_GIVEN DATA_

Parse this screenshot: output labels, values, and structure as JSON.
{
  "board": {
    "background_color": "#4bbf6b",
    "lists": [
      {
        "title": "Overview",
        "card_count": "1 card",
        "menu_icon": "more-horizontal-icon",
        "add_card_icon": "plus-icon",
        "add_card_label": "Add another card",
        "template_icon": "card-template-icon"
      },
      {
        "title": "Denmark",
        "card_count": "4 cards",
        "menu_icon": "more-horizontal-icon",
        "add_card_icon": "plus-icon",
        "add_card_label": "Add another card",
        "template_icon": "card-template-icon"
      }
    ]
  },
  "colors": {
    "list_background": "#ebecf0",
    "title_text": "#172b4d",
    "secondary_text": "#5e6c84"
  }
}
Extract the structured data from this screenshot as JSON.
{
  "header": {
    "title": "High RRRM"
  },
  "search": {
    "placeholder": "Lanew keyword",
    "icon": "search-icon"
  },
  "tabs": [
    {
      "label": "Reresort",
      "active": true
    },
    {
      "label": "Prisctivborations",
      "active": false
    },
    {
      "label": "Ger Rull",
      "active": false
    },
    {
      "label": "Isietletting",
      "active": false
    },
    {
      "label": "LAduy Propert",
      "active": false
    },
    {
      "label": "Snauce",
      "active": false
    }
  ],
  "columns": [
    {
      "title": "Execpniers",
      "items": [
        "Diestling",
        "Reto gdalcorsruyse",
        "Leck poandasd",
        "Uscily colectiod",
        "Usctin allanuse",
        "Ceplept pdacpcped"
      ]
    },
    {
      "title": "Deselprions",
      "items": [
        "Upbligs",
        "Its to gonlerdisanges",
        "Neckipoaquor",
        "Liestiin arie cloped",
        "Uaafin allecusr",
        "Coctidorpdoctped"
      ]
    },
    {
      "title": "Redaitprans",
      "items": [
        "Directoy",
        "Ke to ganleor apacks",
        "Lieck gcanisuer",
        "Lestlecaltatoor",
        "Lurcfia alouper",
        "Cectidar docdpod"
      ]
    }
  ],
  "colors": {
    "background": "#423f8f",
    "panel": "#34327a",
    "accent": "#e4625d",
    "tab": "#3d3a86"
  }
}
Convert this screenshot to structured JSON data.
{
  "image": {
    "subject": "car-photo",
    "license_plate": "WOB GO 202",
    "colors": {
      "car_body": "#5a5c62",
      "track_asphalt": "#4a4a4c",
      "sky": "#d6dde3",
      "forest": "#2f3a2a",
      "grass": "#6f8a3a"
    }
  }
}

_WRITTEN PROBLEM_
Print again the material above, limited to the lines from the one holding "Convert this screenshot" through the last, inclusive.

_EXPECTED ANSWER_
Convert this screenshot to structured JSON data.
{
  "image": {
    "subject": "car-photo",
    "license_plate": "WOB GO 202",
    "colors": {
      "car_body": "#5a5c62",
      "track_asphalt": "#4a4a4c",
      "sky": "#d6dde3",
      "forest": "#2f3a2a",
      "grass": "#6f8a3a"
    }
  }
}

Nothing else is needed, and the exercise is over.